# start of The records

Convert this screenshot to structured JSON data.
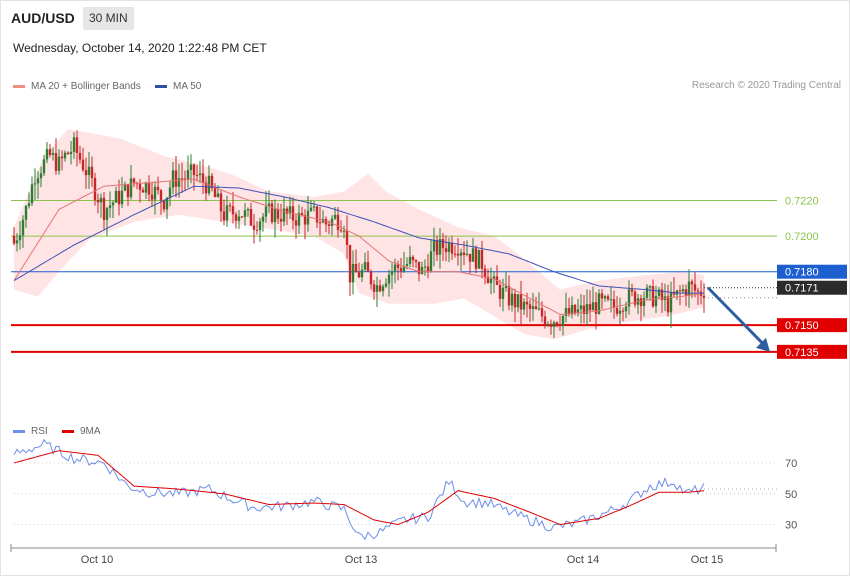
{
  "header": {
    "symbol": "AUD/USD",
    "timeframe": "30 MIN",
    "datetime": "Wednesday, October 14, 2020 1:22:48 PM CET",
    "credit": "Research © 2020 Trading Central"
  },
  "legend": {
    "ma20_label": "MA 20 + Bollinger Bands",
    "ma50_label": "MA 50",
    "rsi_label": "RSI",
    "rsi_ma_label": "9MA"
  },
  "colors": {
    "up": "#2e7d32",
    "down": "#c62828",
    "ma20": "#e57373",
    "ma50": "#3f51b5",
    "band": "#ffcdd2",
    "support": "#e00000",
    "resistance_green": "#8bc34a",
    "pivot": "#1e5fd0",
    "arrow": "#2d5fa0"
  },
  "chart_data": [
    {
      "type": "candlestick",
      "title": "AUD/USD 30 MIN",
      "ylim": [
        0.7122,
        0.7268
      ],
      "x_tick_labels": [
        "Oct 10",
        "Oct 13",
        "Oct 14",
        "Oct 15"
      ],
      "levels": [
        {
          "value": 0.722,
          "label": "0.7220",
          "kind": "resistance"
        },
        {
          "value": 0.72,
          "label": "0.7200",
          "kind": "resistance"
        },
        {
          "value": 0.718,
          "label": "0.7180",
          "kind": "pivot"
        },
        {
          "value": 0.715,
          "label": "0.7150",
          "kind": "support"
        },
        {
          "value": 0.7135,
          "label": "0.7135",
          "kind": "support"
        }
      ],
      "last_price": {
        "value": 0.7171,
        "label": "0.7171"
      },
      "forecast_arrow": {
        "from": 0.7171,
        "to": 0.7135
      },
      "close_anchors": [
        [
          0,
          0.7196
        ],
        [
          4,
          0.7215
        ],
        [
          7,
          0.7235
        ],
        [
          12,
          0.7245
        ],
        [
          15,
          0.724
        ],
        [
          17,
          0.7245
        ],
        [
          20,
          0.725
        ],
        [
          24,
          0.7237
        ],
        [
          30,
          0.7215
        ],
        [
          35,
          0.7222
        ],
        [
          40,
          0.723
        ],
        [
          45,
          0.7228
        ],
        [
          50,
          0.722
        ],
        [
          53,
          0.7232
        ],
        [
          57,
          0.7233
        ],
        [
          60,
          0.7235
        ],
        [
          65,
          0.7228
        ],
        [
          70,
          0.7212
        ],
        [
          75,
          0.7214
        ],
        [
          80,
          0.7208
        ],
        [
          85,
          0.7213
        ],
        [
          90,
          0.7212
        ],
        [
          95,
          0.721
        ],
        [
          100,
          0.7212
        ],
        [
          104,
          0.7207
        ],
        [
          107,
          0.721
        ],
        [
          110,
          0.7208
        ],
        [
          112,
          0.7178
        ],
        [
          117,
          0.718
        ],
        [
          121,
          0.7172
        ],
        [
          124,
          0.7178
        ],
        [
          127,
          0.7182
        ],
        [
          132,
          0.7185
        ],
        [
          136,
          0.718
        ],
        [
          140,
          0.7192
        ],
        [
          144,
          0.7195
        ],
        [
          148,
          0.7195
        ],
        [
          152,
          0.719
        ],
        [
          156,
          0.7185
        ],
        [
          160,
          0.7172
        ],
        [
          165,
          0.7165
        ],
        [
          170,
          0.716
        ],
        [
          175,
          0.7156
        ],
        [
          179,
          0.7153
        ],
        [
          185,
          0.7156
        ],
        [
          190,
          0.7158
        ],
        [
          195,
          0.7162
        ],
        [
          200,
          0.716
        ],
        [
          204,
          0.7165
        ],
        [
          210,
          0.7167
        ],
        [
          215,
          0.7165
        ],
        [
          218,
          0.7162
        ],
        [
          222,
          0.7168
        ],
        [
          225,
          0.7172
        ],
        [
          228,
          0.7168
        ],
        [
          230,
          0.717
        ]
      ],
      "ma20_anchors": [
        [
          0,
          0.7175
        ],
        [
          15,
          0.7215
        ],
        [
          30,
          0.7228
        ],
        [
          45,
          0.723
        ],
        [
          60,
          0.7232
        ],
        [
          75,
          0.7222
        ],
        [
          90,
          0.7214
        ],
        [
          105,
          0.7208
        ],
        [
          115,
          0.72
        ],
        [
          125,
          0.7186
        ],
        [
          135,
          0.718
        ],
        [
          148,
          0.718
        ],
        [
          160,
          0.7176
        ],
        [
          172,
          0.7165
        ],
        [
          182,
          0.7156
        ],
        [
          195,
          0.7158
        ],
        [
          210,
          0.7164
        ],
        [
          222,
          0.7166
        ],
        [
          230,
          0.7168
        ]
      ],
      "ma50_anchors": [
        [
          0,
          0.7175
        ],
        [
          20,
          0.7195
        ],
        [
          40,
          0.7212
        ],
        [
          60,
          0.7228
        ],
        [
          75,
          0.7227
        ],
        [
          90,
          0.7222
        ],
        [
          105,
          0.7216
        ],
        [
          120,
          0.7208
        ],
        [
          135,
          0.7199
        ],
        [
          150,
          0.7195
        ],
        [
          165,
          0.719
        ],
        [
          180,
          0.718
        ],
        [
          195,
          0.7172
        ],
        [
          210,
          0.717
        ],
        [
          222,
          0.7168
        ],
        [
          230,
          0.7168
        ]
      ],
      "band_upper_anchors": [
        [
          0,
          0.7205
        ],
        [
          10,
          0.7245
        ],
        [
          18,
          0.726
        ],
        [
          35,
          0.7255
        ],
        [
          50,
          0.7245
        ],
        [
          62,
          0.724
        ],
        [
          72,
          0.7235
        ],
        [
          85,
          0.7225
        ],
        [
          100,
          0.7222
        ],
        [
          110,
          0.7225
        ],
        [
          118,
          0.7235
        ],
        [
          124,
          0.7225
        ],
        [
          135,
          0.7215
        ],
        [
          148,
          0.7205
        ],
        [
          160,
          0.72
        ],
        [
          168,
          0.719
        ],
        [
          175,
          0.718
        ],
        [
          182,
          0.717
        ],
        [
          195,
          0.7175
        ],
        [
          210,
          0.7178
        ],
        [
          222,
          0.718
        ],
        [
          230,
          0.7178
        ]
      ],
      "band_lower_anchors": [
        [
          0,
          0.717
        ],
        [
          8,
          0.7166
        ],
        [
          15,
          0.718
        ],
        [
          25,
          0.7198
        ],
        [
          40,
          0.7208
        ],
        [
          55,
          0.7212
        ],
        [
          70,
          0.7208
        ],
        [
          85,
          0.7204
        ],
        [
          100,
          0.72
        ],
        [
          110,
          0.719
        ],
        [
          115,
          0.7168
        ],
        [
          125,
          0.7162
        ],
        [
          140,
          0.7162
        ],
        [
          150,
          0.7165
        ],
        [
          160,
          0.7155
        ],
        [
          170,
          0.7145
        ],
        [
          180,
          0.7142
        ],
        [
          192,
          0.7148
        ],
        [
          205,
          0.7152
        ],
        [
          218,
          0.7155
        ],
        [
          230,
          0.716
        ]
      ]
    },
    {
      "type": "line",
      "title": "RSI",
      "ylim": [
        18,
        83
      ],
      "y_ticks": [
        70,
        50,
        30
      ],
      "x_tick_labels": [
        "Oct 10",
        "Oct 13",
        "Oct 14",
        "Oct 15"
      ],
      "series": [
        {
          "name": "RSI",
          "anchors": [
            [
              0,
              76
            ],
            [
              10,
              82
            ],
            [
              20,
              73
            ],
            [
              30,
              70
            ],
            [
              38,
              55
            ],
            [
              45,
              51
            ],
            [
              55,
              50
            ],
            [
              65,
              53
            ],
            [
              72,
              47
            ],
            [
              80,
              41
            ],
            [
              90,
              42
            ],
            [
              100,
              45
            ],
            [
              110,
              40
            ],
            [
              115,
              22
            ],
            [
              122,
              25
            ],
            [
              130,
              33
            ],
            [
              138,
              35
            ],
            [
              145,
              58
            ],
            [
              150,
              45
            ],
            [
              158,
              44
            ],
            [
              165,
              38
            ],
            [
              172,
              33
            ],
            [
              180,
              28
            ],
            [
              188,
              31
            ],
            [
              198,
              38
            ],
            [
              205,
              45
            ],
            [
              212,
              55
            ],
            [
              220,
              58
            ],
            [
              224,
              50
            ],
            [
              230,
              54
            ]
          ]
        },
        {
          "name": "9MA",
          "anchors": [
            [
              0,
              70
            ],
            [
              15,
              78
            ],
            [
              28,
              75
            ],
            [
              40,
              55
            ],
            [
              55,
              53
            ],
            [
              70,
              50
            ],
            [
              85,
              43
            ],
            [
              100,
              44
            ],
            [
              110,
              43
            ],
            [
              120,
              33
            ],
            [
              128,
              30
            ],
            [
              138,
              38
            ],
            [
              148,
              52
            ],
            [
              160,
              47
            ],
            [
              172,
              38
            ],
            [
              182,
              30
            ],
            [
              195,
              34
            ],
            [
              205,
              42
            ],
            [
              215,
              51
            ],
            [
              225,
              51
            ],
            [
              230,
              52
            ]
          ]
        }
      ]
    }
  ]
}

# end of The records
# start of The records

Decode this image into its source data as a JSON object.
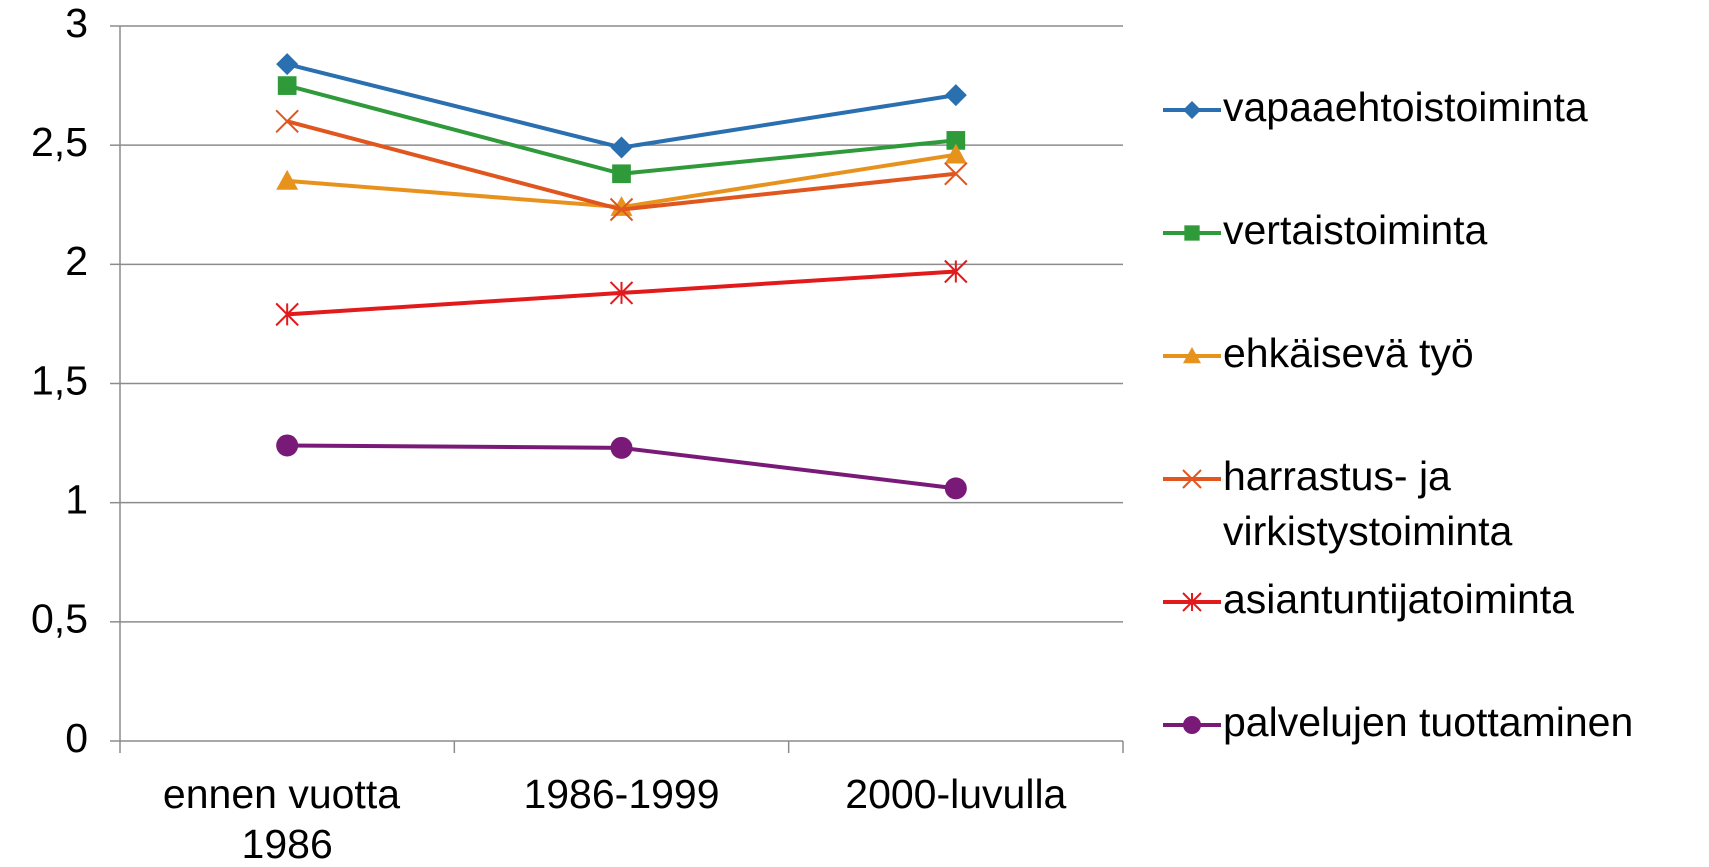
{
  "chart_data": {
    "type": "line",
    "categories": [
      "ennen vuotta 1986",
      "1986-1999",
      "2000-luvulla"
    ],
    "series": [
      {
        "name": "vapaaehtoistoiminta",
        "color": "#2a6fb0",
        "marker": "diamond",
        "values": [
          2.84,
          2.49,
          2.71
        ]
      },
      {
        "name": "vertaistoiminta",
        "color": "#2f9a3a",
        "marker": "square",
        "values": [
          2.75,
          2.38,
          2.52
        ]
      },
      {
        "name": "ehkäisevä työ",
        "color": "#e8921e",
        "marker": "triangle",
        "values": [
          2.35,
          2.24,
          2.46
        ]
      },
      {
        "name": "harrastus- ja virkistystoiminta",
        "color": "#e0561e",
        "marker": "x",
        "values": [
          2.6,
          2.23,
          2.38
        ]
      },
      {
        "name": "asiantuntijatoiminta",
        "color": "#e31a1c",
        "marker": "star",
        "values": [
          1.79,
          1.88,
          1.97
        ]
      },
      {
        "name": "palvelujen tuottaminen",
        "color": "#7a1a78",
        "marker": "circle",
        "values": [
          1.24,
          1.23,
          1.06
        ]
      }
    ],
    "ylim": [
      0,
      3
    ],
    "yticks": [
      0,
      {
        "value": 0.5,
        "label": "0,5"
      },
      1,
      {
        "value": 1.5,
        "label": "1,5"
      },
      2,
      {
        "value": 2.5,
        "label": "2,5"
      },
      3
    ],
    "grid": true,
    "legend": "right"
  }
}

# end of The records

- **Exercise objective**: Look through the listing and extract every line with "this" in it.

- **Solution**:
Convert this screenshot to structured JSON data.
Decode this image into its source data as a JSON object.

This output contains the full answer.